» Written problem
Each entry has to be copied exactly, with nothing missed.

» Dataset items
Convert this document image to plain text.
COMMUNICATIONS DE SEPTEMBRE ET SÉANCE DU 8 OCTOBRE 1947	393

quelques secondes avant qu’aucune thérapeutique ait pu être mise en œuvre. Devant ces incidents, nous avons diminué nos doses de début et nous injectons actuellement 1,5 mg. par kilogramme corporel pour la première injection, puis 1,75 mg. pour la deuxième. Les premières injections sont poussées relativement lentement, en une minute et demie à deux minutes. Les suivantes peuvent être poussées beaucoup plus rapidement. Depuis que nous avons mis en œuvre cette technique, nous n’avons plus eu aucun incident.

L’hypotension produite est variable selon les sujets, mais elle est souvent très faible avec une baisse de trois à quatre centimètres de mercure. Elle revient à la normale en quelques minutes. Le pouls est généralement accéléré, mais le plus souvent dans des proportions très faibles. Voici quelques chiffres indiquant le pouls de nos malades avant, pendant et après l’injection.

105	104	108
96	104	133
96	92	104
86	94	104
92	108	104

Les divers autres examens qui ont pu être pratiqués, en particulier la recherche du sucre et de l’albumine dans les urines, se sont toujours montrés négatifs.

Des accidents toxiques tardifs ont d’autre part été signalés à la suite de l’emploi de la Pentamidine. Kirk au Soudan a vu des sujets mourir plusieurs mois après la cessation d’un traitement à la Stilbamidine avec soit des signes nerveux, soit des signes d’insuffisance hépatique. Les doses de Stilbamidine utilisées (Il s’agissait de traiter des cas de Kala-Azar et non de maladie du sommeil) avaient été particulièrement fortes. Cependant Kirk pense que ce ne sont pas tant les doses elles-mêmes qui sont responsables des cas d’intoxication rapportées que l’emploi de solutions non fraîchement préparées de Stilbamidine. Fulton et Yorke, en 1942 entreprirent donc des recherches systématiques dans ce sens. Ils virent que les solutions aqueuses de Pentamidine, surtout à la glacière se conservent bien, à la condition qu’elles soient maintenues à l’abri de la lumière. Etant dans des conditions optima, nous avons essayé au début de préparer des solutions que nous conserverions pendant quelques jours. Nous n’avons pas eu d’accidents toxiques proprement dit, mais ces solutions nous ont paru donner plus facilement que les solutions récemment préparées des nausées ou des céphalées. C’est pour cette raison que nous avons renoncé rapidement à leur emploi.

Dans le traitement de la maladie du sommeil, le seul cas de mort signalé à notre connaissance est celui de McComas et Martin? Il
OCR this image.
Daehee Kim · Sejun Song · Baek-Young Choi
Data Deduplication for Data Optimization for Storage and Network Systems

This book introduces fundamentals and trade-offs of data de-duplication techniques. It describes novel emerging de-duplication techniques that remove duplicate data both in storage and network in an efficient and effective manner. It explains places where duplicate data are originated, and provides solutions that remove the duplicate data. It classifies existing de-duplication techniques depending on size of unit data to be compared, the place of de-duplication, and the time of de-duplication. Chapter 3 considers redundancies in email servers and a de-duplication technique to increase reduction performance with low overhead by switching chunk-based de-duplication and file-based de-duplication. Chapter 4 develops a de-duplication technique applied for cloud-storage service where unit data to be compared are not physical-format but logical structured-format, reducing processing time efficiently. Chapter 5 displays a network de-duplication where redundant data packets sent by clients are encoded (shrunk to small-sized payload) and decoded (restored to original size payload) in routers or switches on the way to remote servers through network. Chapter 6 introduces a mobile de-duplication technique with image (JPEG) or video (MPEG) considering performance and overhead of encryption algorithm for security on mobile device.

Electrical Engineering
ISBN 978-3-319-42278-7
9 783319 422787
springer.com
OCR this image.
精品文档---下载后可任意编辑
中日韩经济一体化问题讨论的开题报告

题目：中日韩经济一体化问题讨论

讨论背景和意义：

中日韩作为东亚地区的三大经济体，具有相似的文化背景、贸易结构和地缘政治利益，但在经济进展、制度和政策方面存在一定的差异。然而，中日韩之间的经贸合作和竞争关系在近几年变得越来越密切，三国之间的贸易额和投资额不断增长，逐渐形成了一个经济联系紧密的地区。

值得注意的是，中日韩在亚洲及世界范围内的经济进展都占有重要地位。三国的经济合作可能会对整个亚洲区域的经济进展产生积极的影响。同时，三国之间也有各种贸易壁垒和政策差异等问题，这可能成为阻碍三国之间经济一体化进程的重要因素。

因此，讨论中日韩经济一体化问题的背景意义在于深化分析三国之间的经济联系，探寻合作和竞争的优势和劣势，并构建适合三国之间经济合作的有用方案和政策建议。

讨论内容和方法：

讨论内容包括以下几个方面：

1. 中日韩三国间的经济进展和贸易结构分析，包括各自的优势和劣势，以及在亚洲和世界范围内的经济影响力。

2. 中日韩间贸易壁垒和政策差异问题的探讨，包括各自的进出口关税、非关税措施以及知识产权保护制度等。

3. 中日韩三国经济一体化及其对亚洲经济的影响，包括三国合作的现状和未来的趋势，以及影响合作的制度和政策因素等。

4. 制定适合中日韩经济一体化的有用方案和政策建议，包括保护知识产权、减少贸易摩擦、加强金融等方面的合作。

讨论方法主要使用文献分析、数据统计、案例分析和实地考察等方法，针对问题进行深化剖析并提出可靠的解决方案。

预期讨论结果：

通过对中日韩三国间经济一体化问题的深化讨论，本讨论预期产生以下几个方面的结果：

» Task answer
Convert this document image to plain text.
COMMUNICATIONS DE SEPTEMBRE ET SÉANCE DU 8 OCTOBRE 1947	393

quelques secondes avant qu’aucune thérapeutique ait pu être mise en œuvre. Devant ces incidents, nous avons diminué nos doses de début et nous injectons actuellement 1,5 mg. par kilogramme corporel pour la première injection, puis 1,75 mg. pour la deuxième. Les premières injections sont poussées relativement lentement, en une minute et demie à deux minutes. Les suivantes peuvent être poussées beaucoup plus rapidement. Depuis que nous avons mis en œuvre cette technique, nous n’avons plus eu aucun incident.

L’hypotension produite est variable selon les sujets, mais elle est souvent très faible avec une baisse de trois à quatre centimètres de mercure. Elle revient à la normale en quelques minutes. Le pouls est généralement accéléré, mais le plus souvent dans des proportions très faibles. Voici quelques chiffres indiquant le pouls de nos malades avant, pendant et après l’injection.

105	104	108
96	104	133
96	92	104
86	94	104
92	108	104

Les divers autres examens qui ont pu être pratiqués, en particulier la recherche du sucre et de l’albumine dans les urines, se sont toujours montrés négatifs.

Des accidents toxiques tardifs ont d’autre part été signalés à la suite de l’emploi de la Pentamidine. Kirk au Soudan a vu des sujets mourir plusieurs mois après la cessation d’un traitement à la Stilbamidine avec soit des signes nerveux, soit des signes d’insuffisance hépatique. Les doses de Stilbamidine utilisées (Il s’agissait de traiter des cas de Kala-Azar et non de maladie du sommeil) avaient été particulièrement fortes. Cependant Kirk pense que ce ne sont pas tant les doses elles-mêmes qui sont responsables des cas d’intoxication rapportées que l’emploi de solutions non fraîchement préparées de Stilbamidine. Fulton et Yorke, en 1942 entreprirent donc des recherches systématiques dans ce sens. Ils virent que les solutions aqueuses de Pentamidine, surtout à la glacière se conservent bien, à la condition qu’elles soient maintenues à l’abri de la lumière. Etant dans des conditions optima, nous avons essayé au début de préparer des solutions que nous conserverions pendant quelques jours. Nous n’avons pas eu d’accidents toxiques proprement dit, mais ces solutions nous ont paru donner plus facilement que les solutions récemment préparées des nausées ou des céphalées. C’est pour cette raison que nous avons renoncé rapidement à leur emploi.

Dans le traitement de la maladie du sommeil, le seul cas de mort signalé à notre connaissance est celui de McComas et Martin? Il
OCR this image.
Daehee Kim · Sejun Song · Baek-Young Choi
Data Deduplication for Data Optimization for Storage and Network Systems

This book introduces fundamentals and trade-offs of data de-duplication techniques. It describes novel emerging de-duplication techniques that remove duplicate data both in storage and network in an efficient and effective manner. It explains places where duplicate data are originated, and provides solutions that remove the duplicate data. It classifies existing de-duplication techniques depending on size of unit data to be compared, the place of de-duplication, and the time of de-duplication. Chapter 3 considers redundancies in email servers and a de-duplication technique to increase reduction performance with low overhead by switching chunk-based de-duplication and file-based de-duplication. Chapter 4 develops a de-duplication technique applied for cloud-storage service where unit data to be compared are not physical-format but logical structured-format, reducing processing time efficiently. Chapter 5 displays a network de-duplication where redundant data packets sent by clients are encoded (shrunk to small-sized payload) and decoded (restored to original size payload) in routers or switches on the way to remote servers through network. Chapter 6 introduces a mobile de-duplication technique with image (JPEG) or video (MPEG) considering performance and overhead of encryption algorithm for security on mobile device.

Electrical Engineering
ISBN 978-3-319-42278-7
9 783319 422787
springer.com
OCR this image.
精品文档---下载后可任意编辑
中日韩经济一体化问题讨论的开题报告

题目：中日韩经济一体化问题讨论

讨论背景和意义：

中日韩作为东亚地区的三大经济体，具有相似的文化背景、贸易结构和地缘政治利益，但在经济进展、制度和政策方面存在一定的差异。然而，中日韩之间的经贸合作和竞争关系在近几年变得越来越密切，三国之间的贸易额和投资额不断增长，逐渐形成了一个经济联系紧密的地区。

值得注意的是，中日韩在亚洲及世界范围内的经济进展都占有重要地位。三国的经济合作可能会对整个亚洲区域的经济进展产生积极的影响。同时，三国之间也有各种贸易壁垒和政策差异等问题，这可能成为阻碍三国之间经济一体化进程的重要因素。

因此，讨论中日韩经济一体化问题的背景意义在于深化分析三国之间的经济联系，探寻合作和竞争的优势和劣势，并构建适合三国之间经济合作的有用方案和政策建议。

讨论内容和方法：

讨论内容包括以下几个方面：

1. 中日韩三国间的经济进展和贸易结构分析，包括各自的优势和劣势，以及在亚洲和世界范围内的经济影响力。

2. 中日韩间贸易壁垒和政策差异问题的探讨，包括各自的进出口关税、非关税措施以及知识产权保护制度等。

3. 中日韩三国经济一体化及其对亚洲经济的影响，包括三国合作的现状和未来的趋势，以及影响合作的制度和政策因素等。

4. 制定适合中日韩经济一体化的有用方案和政策建议，包括保护知识产权、减少贸易摩擦、加强金融等方面的合作。

讨论方法主要使用文献分析、数据统计、案例分析和实地考察等方法，针对问题进行深化剖析并提出可靠的解决方案。

预期讨论结果：

通过对中日韩三国间经济一体化问题的深化讨论，本讨论预期产生以下几个方面的结果：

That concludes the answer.